■ ENTRIES SHOWN:
-----

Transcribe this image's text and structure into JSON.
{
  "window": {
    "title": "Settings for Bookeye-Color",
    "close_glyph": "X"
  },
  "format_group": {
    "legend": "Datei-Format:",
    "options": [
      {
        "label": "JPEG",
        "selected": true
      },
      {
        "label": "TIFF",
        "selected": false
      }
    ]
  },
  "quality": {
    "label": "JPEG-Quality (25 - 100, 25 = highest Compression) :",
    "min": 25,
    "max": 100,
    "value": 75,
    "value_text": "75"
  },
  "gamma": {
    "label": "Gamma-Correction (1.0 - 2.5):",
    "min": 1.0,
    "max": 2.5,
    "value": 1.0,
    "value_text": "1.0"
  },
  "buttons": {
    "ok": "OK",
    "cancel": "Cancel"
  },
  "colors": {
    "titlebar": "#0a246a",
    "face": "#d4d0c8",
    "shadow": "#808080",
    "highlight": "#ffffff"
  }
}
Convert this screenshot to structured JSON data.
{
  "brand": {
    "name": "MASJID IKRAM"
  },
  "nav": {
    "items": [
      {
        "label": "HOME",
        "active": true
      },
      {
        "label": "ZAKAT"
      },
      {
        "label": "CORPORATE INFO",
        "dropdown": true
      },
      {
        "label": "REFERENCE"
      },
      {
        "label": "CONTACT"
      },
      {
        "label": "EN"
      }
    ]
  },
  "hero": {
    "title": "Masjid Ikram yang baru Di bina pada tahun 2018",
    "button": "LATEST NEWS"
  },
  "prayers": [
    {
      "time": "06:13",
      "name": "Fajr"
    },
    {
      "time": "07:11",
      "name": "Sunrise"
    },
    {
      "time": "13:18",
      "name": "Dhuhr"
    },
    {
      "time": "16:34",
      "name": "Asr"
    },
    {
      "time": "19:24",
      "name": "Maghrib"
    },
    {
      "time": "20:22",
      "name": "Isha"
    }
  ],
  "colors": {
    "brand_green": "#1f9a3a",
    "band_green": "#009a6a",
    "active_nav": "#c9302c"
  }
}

-----

■ STATED PROBLEM:
Print the complete listing again, exactly as it stands.

■ RESPONSE TO THE EXERCISE:
Transcribe this image's text and structure into JSON.
{
  "window": {
    "title": "Settings for Bookeye-Color",
    "close_glyph": "X"
  },
  "format_group": {
    "legend": "Datei-Format:",
    "options": [
      {
        "label": "JPEG",
        "selected": true
      },
      {
        "label": "TIFF",
        "selected": false
      }
    ]
  },
  "quality": {
    "label": "JPEG-Quality (25 - 100, 25 = highest Compression) :",
    "min": 25,
    "max": 100,
    "value": 75,
    "value_text": "75"
  },
  "gamma": {
    "label": "Gamma-Correction (1.0 - 2.5):",
    "min": 1.0,
    "max": 2.5,
    "value": 1.0,
    "value_text": "1.0"
  },
  "buttons": {
    "ok": "OK",
    "cancel": "Cancel"
  },
  "colors": {
    "titlebar": "#0a246a",
    "face": "#d4d0c8",
    "shadow": "#808080",
    "highlight": "#ffffff"
  }
}
Convert this screenshot to structured JSON data.
{
  "brand": {
    "name": "MASJID IKRAM"
  },
  "nav": {
    "items": [
      {
        "label": "HOME",
        "active": true
      },
      {
        "label": "ZAKAT"
      },
      {
        "label": "CORPORATE INFO",
        "dropdown": true
      },
      {
        "label": "REFERENCE"
      },
      {
        "label": "CONTACT"
      },
      {
        "label": "EN"
      }
    ]
  },
  "hero": {
    "title": "Masjid Ikram yang baru Di bina pada tahun 2018",
    "button": "LATEST NEWS"
  },
  "prayers": [
    {
      "time": "06:13",
      "name": "Fajr"
    },
    {
      "time": "07:11",
      "name": "Sunrise"
    },
    {
      "time": "13:18",
      "name": "Dhuhr"
    },
    {
      "time": "16:34",
      "name": "Asr"
    },
    {
      "time": "19:24",
      "name": "Maghrib"
    },
    {
      "time": "20:22",
      "name": "Isha"
    }
  ],
  "colors": {
    "brand_green": "#1f9a3a",
    "band_green": "#009a6a",
    "active_nav": "#c9302c"
  }
}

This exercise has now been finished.